_Work to complete_
Return all of the entries exactly as written.

_Stored items_
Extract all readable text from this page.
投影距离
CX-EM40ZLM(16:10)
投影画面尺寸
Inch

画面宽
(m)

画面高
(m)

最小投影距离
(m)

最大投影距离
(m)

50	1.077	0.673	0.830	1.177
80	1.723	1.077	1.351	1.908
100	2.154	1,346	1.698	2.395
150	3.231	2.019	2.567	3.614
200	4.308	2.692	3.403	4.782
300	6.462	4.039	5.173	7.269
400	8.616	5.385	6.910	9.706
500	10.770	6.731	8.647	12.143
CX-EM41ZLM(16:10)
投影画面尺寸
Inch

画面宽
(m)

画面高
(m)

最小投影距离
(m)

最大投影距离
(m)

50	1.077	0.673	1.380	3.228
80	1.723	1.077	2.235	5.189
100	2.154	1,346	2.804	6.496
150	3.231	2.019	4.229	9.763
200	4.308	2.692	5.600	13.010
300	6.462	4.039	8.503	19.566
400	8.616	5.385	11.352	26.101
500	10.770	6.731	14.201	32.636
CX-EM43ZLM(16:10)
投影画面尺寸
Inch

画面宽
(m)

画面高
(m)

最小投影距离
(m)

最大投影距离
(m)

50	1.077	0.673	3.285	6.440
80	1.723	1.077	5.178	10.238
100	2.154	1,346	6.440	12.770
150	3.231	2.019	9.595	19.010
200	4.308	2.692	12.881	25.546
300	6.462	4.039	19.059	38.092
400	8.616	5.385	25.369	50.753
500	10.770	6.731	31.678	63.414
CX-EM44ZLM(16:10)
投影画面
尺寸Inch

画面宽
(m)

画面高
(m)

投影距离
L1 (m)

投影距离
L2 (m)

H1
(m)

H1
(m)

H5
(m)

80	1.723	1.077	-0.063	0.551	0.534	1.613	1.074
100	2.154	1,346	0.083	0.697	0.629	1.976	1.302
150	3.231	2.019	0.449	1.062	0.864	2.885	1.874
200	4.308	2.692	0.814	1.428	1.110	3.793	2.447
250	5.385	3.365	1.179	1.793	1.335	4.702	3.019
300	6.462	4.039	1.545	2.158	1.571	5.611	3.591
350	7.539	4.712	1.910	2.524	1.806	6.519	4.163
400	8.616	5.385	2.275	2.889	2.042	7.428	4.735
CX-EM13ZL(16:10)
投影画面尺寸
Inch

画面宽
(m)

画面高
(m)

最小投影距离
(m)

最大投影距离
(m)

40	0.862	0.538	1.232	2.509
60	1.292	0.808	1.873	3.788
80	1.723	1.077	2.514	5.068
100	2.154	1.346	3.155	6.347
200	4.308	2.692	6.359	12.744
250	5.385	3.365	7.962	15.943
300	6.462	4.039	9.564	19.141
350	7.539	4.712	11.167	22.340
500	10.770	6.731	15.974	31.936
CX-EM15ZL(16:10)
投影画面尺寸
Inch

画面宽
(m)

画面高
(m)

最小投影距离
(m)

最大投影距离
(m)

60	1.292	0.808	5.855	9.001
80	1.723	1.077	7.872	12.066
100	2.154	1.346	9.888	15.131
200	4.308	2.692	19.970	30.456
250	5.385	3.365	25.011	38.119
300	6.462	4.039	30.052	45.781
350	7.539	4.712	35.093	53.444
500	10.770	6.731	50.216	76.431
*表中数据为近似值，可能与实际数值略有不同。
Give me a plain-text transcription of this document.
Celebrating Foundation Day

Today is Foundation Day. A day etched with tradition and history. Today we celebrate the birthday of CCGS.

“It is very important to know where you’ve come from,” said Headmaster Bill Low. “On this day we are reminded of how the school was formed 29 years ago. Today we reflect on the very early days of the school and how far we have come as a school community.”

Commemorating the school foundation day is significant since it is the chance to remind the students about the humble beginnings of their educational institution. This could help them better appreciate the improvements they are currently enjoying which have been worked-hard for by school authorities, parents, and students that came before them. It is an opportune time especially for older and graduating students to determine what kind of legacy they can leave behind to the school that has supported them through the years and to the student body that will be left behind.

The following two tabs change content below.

_Task result_
Extract all readable text from this page.
投影距离
CX-EM40ZLM(16:10)
投影画面尺寸
Inch

画面宽
(m)

画面高
(m)

最小投影距离
(m)

最大投影距离
(m)

50	1.077	0.673	0.830	1.177
80	1.723	1.077	1.351	1.908
100	2.154	1,346	1.698	2.395
150	3.231	2.019	2.567	3.614
200	4.308	2.692	3.403	4.782
300	6.462	4.039	5.173	7.269
400	8.616	5.385	6.910	9.706
500	10.770	6.731	8.647	12.143
CX-EM41ZLM(16:10)
投影画面尺寸
Inch

画面宽
(m)

画面高
(m)

最小投影距离
(m)

最大投影距离
(m)

50	1.077	0.673	1.380	3.228
80	1.723	1.077	2.235	5.189
100	2.154	1,346	2.804	6.496
150	3.231	2.019	4.229	9.763
200	4.308	2.692	5.600	13.010
300	6.462	4.039	8.503	19.566
400	8.616	5.385	11.352	26.101
500	10.770	6.731	14.201	32.636
CX-EM43ZLM(16:10)
投影画面尺寸
Inch

画面宽
(m)

画面高
(m)

最小投影距离
(m)

最大投影距离
(m)

50	1.077	0.673	3.285	6.440
80	1.723	1.077	5.178	10.238
100	2.154	1,346	6.440	12.770
150	3.231	2.019	9.595	19.010
200	4.308	2.692	12.881	25.546
300	6.462	4.039	19.059	38.092
400	8.616	5.385	25.369	50.753
500	10.770	6.731	31.678	63.414
CX-EM44ZLM(16:10)
投影画面
尺寸Inch

画面宽
(m)

画面高
(m)

投影距离
L1 (m)

投影距离
L2 (m)

H1
(m)

H1
(m)

H5
(m)

80	1.723	1.077	-0.063	0.551	0.534	1.613	1.074
100	2.154	1,346	0.083	0.697	0.629	1.976	1.302
150	3.231	2.019	0.449	1.062	0.864	2.885	1.874
200	4.308	2.692	0.814	1.428	1.110	3.793	2.447
250	5.385	3.365	1.179	1.793	1.335	4.702	3.019
300	6.462	4.039	1.545	2.158	1.571	5.611	3.591
350	7.539	4.712	1.910	2.524	1.806	6.519	4.163
400	8.616	5.385	2.275	2.889	2.042	7.428	4.735
CX-EM13ZL(16:10)
投影画面尺寸
Inch

画面宽
(m)

画面高
(m)

最小投影距离
(m)

最大投影距离
(m)

40	0.862	0.538	1.232	2.509
60	1.292	0.808	1.873	3.788
80	1.723	1.077	2.514	5.068
100	2.154	1.346	3.155	6.347
200	4.308	2.692	6.359	12.744
250	5.385	3.365	7.962	15.943
300	6.462	4.039	9.564	19.141
350	7.539	4.712	11.167	22.340
500	10.770	6.731	15.974	31.936
CX-EM15ZL(16:10)
投影画面尺寸
Inch

画面宽
(m)

画面高
(m)

最小投影距离
(m)

最大投影距离
(m)

60	1.292	0.808	5.855	9.001
80	1.723	1.077	7.872	12.066
100	2.154	1.346	9.888	15.131
200	4.308	2.692	19.970	30.456
250	5.385	3.365	25.011	38.119
300	6.462	4.039	30.052	45.781
350	7.539	4.712	35.093	53.444
500	10.770	6.731	50.216	76.431
*表中数据为近似值，可能与实际数值略有不同。
Give me a plain-text transcription of this document.
Celebrating Foundation Day

Today is Foundation Day. A day etched with tradition and history. Today we celebrate the birthday of CCGS.

“It is very important to know where you’ve come from,” said Headmaster Bill Low. “On this day we are reminded of how the school was formed 29 years ago. Today we reflect on the very early days of the school and how far we have come as a school community.”

Commemorating the school foundation day is significant since it is the chance to remind the students about the humble beginnings of their educational institution. This could help them better appreciate the improvements they are currently enjoying which have been worked-hard for by school authorities, parents, and students that came before them. It is an opportune time especially for older and graduating students to determine what kind of legacy they can leave behind to the school that has supported them through the years and to the student body that will be left behind.

The following two tabs change content below.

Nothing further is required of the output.